Juan Manuel Recio, CEO da consultoria de tecnologia Vincle, diz que “entrar nesse mercado requer um grande investimento”. Em seu caso, sua empresa entrou no país em 2009. Para ele, o mais difícil foi entender a complexidade alfandegária e fiscal. Ele explica, por exemplo, que “as tarifas elevadas fazem com que seja difícil ser competitivo” nas exportações. Seu conselho: “Considerar todas as opções, já que são muitos os casos de investimentos malsucedidos”,  mas com um bom planejamento é possível ter sucesso.

ITENS ARMAZENADOS.
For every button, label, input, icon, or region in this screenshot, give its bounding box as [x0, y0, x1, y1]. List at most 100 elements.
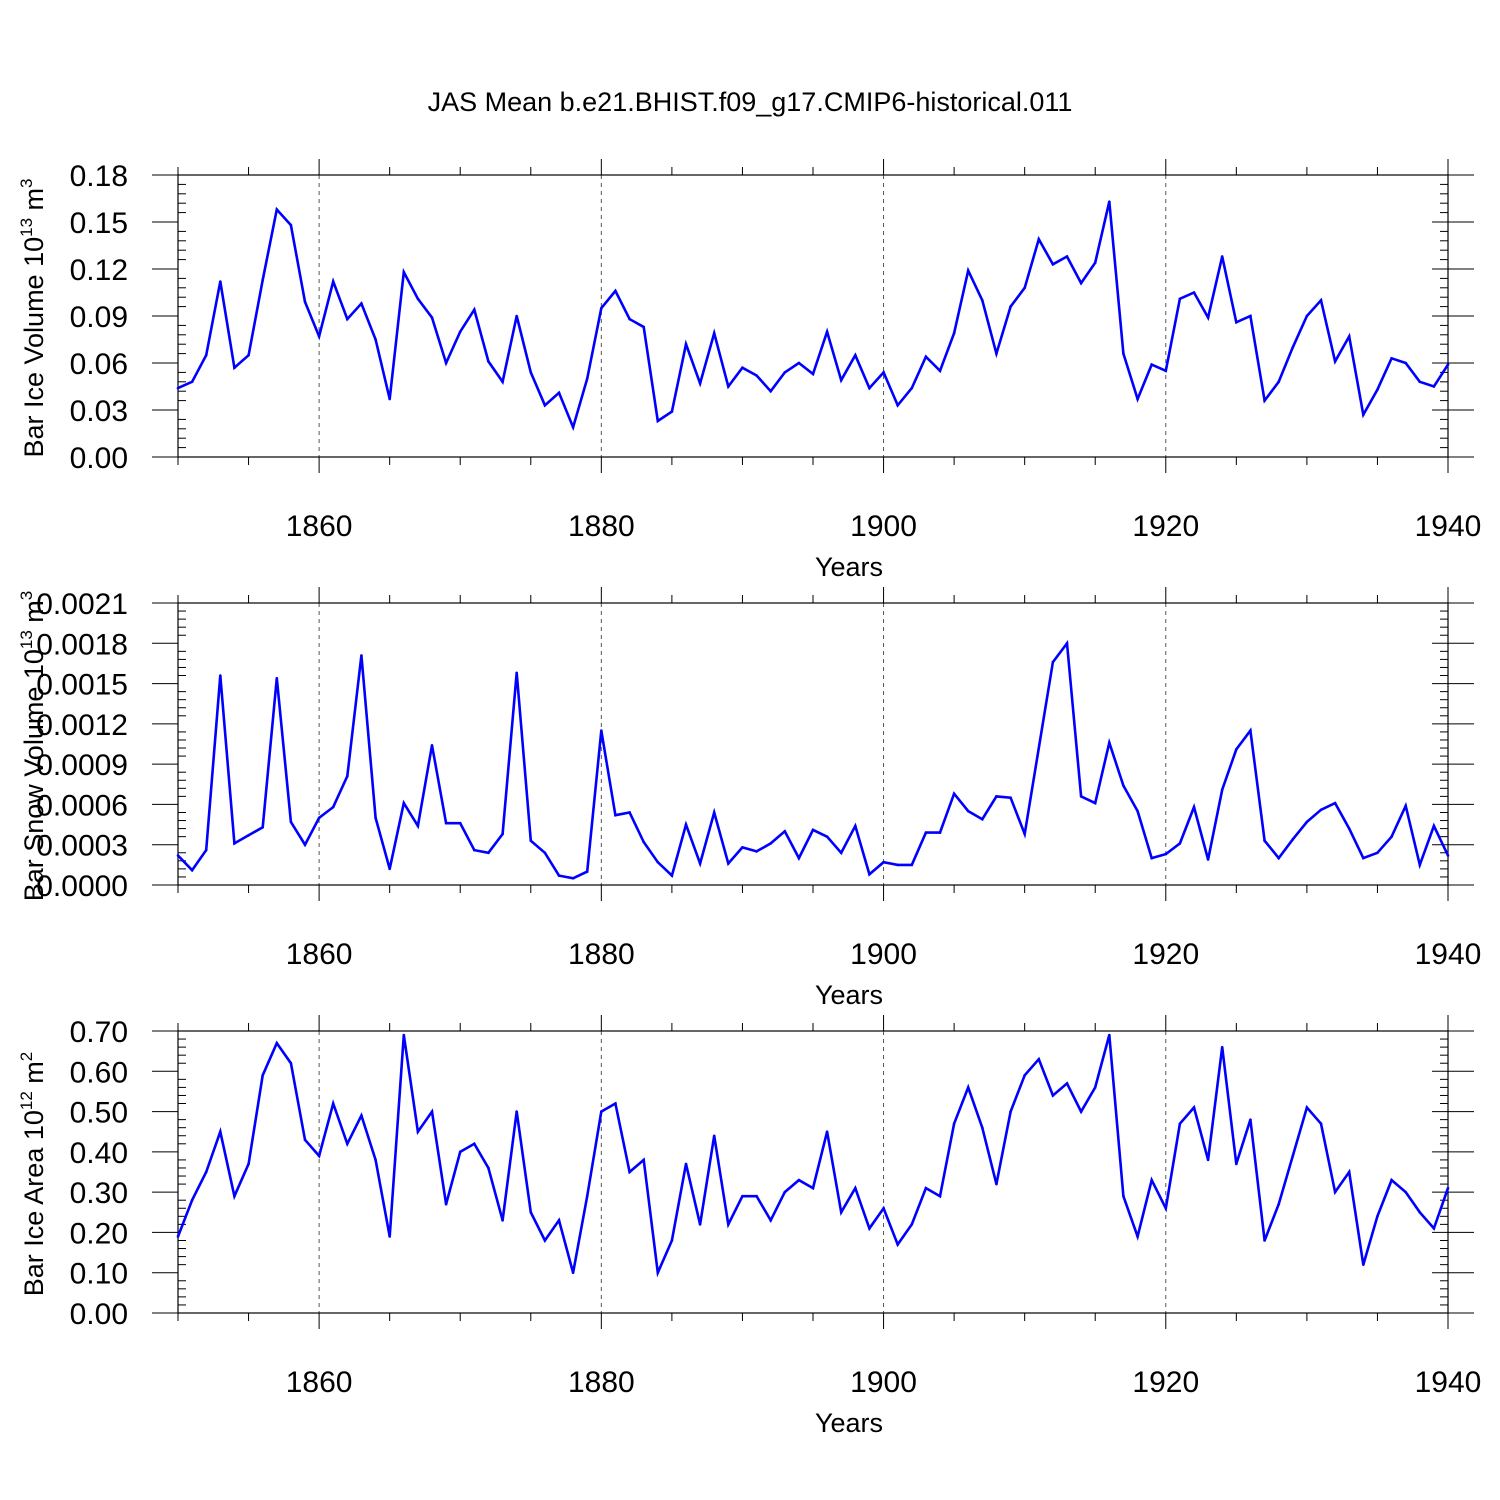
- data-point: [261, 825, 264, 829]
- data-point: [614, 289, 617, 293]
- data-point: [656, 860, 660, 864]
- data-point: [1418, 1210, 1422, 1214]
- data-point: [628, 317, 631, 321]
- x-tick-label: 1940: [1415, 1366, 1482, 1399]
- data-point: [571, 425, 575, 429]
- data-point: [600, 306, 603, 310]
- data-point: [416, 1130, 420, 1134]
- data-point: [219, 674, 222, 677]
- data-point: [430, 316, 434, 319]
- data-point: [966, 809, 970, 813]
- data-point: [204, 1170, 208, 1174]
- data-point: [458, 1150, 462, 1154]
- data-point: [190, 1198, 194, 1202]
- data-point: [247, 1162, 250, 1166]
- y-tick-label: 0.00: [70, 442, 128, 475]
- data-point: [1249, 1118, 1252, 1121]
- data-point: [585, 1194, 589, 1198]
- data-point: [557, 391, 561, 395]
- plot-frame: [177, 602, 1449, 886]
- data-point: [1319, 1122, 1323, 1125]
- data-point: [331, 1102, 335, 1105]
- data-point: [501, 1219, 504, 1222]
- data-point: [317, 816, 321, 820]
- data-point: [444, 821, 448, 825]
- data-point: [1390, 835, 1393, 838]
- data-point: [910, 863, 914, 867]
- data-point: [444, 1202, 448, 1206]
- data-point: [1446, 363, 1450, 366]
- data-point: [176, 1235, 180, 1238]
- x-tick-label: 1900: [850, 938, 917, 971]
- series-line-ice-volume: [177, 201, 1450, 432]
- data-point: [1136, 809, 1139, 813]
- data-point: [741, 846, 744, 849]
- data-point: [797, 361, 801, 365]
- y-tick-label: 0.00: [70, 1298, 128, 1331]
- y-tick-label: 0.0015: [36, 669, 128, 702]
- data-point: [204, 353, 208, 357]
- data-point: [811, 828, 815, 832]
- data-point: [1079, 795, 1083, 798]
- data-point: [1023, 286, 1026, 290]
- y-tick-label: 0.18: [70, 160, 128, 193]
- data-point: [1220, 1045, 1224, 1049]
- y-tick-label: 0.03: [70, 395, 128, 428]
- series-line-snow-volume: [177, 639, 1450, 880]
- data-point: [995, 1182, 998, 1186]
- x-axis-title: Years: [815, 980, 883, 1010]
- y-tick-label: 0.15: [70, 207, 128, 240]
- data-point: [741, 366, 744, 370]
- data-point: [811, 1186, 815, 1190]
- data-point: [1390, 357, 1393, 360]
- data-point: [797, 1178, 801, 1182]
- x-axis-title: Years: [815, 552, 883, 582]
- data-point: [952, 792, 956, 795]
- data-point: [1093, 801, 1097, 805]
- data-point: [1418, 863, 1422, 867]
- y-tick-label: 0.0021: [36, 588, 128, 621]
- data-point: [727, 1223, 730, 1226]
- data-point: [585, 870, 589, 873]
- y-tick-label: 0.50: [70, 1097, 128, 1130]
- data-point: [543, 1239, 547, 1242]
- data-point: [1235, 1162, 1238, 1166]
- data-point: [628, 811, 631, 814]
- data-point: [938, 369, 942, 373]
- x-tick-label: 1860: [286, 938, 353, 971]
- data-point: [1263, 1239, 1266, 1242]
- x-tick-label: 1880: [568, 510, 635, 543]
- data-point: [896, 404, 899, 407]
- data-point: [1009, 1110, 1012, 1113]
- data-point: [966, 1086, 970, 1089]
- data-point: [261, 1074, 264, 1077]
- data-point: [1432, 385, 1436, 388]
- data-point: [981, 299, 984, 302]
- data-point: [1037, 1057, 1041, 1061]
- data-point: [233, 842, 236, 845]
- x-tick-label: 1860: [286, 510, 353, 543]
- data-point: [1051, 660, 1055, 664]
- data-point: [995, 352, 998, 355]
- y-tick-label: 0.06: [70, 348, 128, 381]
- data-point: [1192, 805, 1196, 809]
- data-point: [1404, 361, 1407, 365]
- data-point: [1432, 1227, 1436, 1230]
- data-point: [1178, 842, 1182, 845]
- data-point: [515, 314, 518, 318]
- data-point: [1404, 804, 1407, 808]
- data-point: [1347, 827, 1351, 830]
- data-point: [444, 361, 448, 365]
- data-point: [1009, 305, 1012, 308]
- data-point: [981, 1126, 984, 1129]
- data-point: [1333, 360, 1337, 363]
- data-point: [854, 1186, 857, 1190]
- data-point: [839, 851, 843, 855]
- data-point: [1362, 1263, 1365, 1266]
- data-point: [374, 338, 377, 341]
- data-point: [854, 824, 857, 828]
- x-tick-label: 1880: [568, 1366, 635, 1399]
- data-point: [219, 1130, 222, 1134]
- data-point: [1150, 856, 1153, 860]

...

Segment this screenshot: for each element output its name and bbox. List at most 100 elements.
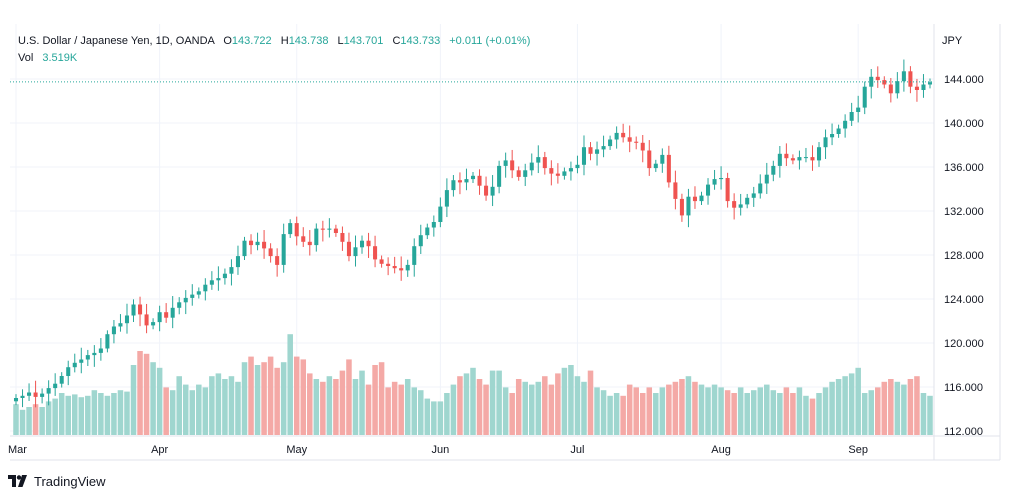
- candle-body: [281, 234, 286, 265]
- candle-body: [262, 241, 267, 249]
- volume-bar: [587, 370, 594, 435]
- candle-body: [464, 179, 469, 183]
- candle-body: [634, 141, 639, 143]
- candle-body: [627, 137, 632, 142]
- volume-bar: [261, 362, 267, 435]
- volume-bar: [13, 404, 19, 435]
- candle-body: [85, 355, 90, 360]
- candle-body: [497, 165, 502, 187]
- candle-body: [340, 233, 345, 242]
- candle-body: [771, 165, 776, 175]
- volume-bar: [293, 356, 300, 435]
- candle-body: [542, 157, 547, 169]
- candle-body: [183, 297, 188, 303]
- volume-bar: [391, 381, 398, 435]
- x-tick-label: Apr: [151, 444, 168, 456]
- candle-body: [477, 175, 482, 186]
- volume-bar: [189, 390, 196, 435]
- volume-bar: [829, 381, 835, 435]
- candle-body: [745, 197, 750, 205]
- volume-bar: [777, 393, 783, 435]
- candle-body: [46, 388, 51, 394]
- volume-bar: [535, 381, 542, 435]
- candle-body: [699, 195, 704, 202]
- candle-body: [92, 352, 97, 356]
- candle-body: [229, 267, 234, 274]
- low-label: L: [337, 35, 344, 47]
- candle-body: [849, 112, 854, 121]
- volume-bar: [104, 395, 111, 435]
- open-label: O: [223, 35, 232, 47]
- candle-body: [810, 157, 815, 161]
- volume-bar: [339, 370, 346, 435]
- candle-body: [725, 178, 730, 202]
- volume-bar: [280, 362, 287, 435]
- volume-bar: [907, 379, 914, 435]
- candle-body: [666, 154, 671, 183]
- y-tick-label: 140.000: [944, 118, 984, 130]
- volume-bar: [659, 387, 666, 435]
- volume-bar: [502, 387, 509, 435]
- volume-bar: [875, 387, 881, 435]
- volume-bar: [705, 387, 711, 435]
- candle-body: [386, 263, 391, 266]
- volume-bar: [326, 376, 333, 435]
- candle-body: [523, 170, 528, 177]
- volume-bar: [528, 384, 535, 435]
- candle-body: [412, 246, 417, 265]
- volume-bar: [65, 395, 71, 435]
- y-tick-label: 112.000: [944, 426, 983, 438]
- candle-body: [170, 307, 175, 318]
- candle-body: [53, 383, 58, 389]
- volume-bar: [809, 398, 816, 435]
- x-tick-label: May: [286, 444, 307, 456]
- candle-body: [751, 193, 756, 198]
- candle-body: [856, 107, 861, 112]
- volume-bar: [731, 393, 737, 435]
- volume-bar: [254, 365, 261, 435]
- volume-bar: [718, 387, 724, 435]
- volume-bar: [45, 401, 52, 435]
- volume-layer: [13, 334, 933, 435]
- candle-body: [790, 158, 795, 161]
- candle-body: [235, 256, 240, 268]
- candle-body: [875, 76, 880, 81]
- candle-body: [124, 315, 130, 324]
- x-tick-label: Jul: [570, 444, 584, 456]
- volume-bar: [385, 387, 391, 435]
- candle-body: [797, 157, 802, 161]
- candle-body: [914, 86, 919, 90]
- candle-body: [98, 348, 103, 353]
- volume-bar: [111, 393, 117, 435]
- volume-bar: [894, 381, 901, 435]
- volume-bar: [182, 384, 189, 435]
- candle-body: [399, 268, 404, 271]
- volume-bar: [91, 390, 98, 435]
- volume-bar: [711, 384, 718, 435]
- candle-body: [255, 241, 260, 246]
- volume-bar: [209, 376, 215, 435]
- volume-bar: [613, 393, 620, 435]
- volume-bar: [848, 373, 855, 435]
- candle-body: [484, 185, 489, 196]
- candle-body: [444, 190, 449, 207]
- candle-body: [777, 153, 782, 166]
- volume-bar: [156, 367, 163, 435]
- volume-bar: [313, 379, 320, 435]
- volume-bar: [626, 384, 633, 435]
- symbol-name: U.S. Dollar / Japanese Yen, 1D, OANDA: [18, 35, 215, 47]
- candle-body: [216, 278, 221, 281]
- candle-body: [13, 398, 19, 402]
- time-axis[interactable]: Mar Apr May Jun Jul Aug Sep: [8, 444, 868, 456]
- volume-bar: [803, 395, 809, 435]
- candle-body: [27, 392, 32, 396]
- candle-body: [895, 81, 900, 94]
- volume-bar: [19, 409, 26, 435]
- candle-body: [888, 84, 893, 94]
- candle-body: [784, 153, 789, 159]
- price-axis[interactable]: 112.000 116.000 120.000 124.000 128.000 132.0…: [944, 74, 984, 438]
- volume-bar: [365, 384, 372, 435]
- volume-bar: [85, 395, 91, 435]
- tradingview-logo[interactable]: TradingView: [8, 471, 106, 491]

* * *

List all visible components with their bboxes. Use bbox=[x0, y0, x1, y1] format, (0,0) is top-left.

O QUE FAZER.
[1] Responda com base no trecho sobre a entrada da Vincle no país:
(a) Que cargo Juan Manuel Recio ocupa e em qual empresa?
(b) Em que ano essa empresa entrou no país?
(c) Segundo ele, o que torna difícil ser competitivo nas exportações?
[2] Retome o trecho sobre a entrada da Vincle no país e escreva uma continuação a partir da última frase.

RESPOSTAS.
[1]
(a) É CEO da consultoria de tecnologia Vincle.
(b) Em 2009.
(c) As tarifas elevadas.

[2]
A experiência de Recio deixa claro que o primeiro passo para uma PME que pretenda operar no exterior consiste em distinguir entre exportar ou se estabelecer. A primeira opção requer menos recursos econômicos e, portanto, constitui a fase inicial de sondagem do terreno. Nessa etapa, “é preciso analisar o produto e a área geográfica onde se deseja trabalhar para que se possa determinar o sucesso de um processo iminente de internacionalização”, bem como os recursos financeiros que serão necessários alocar, explica José Ramón Cobo, diretor do mestrado em direção de projetos internacionais da ESCP Europe. No caso do Brasil, é necessário saber que os principais centros de negócios se encontram no sudeste do país, já que é onde há mais oportunidades, uma vez que a renda per capita é maior: São Paulo, Rio de Janeiro e Minas Gerais.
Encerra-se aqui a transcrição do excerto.